Which lines hold the word "document"? Copy each one.
+++
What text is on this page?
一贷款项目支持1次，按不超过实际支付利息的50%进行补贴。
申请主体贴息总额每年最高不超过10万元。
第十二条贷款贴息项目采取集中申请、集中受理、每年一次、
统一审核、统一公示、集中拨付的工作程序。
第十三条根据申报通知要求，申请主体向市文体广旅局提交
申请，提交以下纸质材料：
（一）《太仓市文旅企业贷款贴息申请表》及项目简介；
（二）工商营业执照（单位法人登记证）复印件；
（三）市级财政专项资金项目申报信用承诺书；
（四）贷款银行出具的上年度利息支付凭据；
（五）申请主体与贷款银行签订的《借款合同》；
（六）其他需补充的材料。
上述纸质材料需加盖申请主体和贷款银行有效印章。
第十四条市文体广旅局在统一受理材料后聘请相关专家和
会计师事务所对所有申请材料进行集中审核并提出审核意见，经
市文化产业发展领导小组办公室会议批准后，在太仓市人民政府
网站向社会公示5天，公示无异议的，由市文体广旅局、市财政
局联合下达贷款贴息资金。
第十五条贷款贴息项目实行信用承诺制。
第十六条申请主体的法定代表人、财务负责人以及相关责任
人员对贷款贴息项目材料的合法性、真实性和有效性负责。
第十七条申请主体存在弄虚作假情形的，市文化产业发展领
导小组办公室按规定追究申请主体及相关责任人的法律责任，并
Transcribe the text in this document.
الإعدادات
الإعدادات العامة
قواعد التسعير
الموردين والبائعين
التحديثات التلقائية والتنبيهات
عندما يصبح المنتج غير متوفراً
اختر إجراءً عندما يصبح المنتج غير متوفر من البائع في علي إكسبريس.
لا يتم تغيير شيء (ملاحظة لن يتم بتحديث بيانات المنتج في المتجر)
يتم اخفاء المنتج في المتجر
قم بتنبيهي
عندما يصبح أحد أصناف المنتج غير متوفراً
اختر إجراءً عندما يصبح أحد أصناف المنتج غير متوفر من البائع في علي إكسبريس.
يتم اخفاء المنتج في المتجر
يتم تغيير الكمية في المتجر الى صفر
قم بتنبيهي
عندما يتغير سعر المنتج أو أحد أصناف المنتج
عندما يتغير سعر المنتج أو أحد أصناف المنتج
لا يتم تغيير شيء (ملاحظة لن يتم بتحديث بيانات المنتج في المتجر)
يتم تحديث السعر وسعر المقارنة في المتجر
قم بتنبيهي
+++
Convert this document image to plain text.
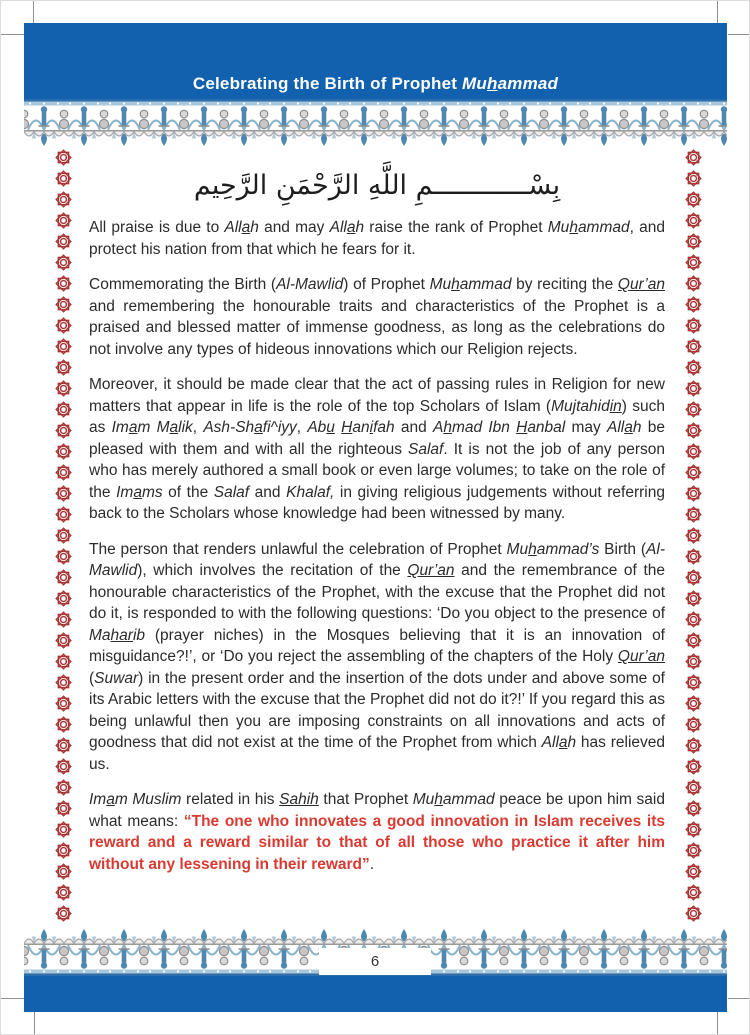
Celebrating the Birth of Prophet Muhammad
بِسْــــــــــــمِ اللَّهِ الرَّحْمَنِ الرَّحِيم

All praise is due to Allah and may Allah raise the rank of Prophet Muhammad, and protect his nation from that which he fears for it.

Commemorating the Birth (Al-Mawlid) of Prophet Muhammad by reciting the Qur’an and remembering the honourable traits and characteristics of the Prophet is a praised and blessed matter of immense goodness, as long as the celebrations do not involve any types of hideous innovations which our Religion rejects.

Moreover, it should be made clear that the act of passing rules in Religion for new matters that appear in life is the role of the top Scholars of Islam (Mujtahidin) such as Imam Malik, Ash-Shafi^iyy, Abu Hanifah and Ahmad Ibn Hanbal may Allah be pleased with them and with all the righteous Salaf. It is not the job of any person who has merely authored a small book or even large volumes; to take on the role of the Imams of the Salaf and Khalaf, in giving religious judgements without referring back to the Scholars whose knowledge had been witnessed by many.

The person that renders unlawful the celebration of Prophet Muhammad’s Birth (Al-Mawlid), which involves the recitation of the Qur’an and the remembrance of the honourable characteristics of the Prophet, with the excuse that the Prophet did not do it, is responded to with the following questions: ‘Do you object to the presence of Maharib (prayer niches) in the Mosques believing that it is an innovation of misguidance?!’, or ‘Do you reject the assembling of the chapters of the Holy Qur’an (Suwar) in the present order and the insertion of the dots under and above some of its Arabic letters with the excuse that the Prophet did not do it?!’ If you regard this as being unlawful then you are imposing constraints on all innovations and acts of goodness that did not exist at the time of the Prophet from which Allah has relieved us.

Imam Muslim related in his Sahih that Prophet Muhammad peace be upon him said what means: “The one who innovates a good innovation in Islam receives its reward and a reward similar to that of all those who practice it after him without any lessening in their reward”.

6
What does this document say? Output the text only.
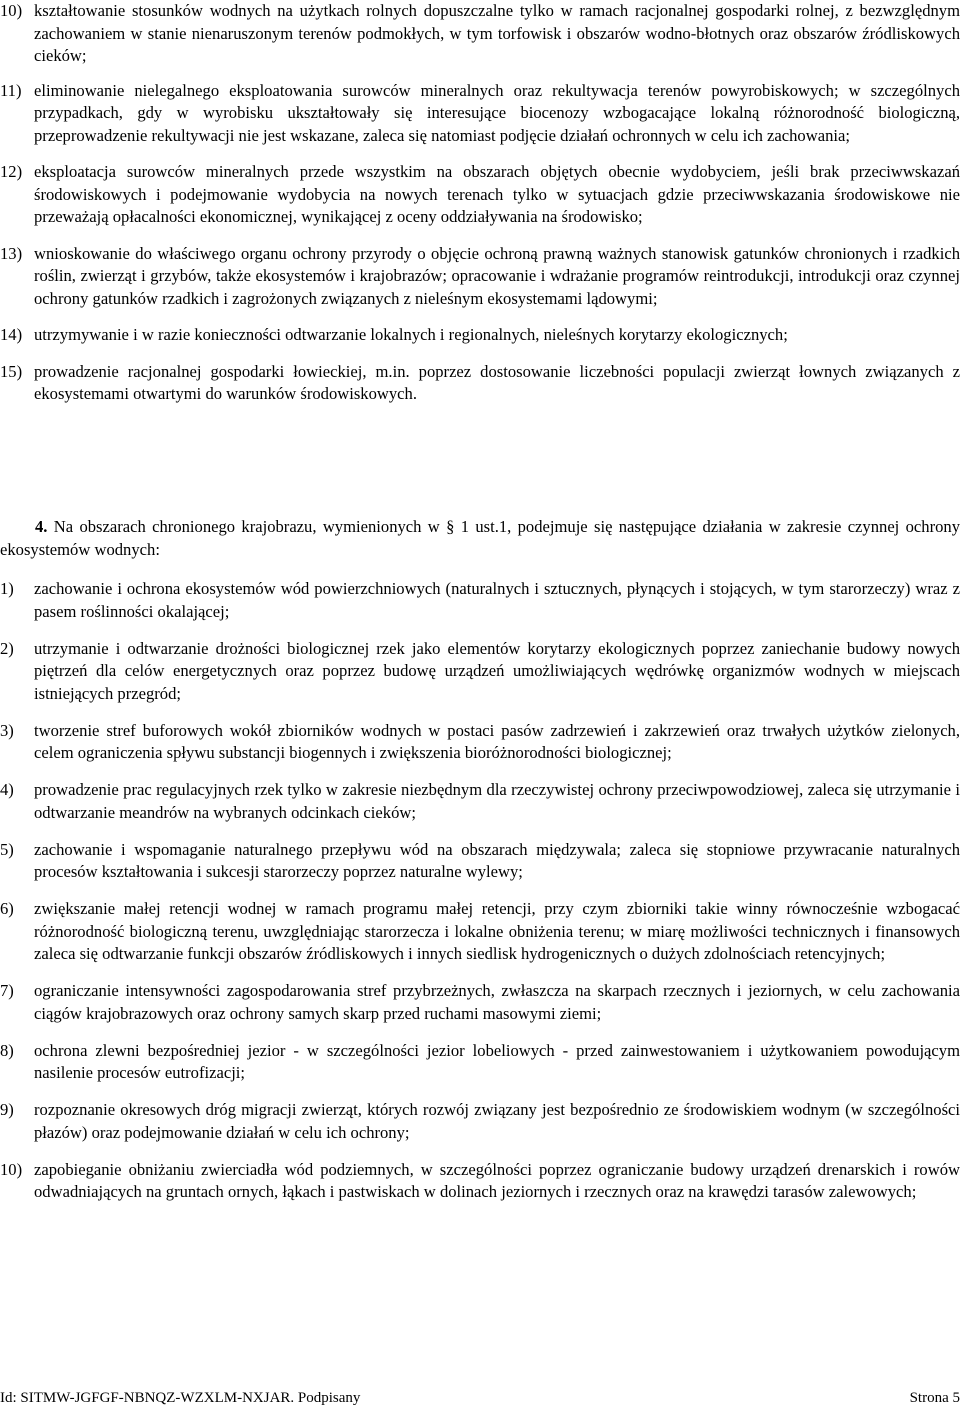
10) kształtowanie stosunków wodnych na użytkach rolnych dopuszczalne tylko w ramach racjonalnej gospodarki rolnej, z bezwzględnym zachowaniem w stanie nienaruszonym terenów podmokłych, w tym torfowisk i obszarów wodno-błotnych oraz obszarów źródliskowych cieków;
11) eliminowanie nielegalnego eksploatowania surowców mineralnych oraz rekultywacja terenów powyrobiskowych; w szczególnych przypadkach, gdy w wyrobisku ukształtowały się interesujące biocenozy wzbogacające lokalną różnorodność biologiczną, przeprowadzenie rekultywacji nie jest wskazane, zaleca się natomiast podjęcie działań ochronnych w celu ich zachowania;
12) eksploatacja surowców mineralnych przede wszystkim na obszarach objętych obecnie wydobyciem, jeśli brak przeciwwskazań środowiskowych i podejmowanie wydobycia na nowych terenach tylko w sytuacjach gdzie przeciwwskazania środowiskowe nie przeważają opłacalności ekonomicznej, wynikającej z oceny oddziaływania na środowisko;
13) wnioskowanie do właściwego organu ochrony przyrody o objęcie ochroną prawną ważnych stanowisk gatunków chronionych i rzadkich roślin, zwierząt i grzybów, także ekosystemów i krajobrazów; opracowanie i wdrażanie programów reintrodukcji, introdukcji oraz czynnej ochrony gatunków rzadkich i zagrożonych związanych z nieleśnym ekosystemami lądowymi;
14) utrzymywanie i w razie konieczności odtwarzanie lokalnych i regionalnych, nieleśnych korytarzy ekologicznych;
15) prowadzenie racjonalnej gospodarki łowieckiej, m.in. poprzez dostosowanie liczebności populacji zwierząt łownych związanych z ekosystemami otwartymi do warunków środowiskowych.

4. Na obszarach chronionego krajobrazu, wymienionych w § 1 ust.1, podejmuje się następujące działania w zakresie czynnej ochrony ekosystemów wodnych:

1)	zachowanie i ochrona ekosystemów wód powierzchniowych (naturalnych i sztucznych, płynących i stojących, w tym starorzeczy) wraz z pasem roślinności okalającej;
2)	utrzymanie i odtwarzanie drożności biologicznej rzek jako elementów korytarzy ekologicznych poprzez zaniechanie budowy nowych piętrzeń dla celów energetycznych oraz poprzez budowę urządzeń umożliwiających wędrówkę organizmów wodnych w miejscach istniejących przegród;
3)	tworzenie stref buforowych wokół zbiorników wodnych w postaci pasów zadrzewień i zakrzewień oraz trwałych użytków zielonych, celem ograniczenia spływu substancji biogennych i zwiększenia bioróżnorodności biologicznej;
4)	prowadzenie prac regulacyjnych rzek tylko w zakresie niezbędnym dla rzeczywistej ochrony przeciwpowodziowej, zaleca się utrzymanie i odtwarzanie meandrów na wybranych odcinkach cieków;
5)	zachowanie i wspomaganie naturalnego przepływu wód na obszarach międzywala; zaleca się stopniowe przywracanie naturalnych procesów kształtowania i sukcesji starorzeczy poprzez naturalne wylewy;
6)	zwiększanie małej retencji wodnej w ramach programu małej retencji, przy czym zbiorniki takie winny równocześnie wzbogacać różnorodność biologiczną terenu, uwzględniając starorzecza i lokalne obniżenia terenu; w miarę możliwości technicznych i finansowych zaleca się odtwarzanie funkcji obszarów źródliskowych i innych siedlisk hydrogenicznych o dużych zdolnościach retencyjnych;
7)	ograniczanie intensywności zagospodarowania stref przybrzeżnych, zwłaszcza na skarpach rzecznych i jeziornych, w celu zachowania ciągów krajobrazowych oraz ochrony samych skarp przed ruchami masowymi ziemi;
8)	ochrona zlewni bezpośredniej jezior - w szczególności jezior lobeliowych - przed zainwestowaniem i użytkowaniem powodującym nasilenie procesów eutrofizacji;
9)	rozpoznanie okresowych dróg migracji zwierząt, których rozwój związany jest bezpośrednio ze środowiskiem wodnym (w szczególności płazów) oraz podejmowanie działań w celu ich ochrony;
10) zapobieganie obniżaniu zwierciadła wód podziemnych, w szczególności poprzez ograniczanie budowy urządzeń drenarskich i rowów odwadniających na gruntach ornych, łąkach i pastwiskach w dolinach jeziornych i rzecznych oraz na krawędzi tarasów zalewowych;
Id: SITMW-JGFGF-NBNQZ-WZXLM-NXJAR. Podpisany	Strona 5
+++
• **SOLUTION TO THE EXERCISE**:
Transcribe the text in this document.
Convert this document image to plain text.
What does this document say? Output the text only.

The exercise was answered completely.